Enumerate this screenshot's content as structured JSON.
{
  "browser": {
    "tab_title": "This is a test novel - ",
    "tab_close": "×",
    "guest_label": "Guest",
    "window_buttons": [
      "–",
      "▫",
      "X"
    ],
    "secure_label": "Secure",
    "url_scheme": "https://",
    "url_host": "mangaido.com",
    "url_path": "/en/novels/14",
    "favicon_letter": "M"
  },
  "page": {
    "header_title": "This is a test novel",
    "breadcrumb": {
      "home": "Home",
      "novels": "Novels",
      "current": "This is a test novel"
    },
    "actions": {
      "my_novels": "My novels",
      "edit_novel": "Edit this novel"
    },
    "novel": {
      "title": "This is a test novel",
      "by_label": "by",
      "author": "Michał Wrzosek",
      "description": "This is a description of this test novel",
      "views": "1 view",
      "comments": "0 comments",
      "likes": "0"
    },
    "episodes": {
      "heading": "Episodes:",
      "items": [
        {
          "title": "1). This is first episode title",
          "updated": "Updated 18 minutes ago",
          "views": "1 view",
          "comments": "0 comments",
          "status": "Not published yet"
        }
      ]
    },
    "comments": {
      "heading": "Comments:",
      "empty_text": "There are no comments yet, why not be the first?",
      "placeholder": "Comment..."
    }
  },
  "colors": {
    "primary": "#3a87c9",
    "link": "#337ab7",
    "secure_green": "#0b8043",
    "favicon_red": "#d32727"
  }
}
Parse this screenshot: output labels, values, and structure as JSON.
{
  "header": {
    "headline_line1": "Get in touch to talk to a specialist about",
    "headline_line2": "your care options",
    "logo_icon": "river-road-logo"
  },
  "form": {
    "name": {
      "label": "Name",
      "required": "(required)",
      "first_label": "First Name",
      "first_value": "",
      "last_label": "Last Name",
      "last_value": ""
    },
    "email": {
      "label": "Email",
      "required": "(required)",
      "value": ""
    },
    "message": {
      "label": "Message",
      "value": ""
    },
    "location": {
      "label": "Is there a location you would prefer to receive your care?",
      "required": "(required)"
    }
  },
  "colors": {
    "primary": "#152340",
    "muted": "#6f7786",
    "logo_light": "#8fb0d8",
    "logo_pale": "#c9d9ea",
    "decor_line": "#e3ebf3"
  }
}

◆ AIM OF THE EXERCISE
Output all of the data again, exactly.

◆ RESPONSE TO THIS TASK
Enumerate this screenshot's content as structured JSON.
{
  "browser": {
    "tab_title": "This is a test novel - ",
    "tab_close": "×",
    "guest_label": "Guest",
    "window_buttons": [
      "–",
      "▫",
      "X"
    ],
    "secure_label": "Secure",
    "url_scheme": "https://",
    "url_host": "mangaido.com",
    "url_path": "/en/novels/14",
    "favicon_letter": "M"
  },
  "page": {
    "header_title": "This is a test novel",
    "breadcrumb": {
      "home": "Home",
      "novels": "Novels",
      "current": "This is a test novel"
    },
    "actions": {
      "my_novels": "My novels",
      "edit_novel": "Edit this novel"
    },
    "novel": {
      "title": "This is a test novel",
      "by_label": "by",
      "author": "Michał Wrzosek",
      "description": "This is a description of this test novel",
      "views": "1 view",
      "comments": "0 comments",
      "likes": "0"
    },
    "episodes": {
      "heading": "Episodes:",
      "items": [
        {
          "title": "1). This is first episode title",
          "updated": "Updated 18 minutes ago",
          "views": "1 view",
          "comments": "0 comments",
          "status": "Not published yet"
        }
      ]
    },
    "comments": {
      "heading": "Comments:",
      "empty_text": "There are no comments yet, why not be the first?",
      "placeholder": "Comment..."
    }
  },
  "colors": {
    "primary": "#3a87c9",
    "link": "#337ab7",
    "secure_green": "#0b8043",
    "favicon_red": "#d32727"
  }
}
Parse this screenshot: output labels, values, and structure as JSON.
{
  "header": {
    "headline_line1": "Get in touch to talk to a specialist about",
    "headline_line2": "your care options",
    "logo_icon": "river-road-logo"
  },
  "form": {
    "name": {
      "label": "Name",
      "required": "(required)",
      "first_label": "First Name",
      "first_value": "",
      "last_label": "Last Name",
      "last_value": ""
    },
    "email": {
      "label": "Email",
      "required": "(required)",
      "value": ""
    },
    "message": {
      "label": "Message",
      "value": ""
    },
    "location": {
      "label": "Is there a location you would prefer to receive your care?",
      "required": "(required)"
    }
  },
  "colors": {
    "primary": "#152340",
    "muted": "#6f7786",
    "logo_light": "#8fb0d8",
    "logo_pale": "#c9d9ea",
    "decor_line": "#e3ebf3"
  }
}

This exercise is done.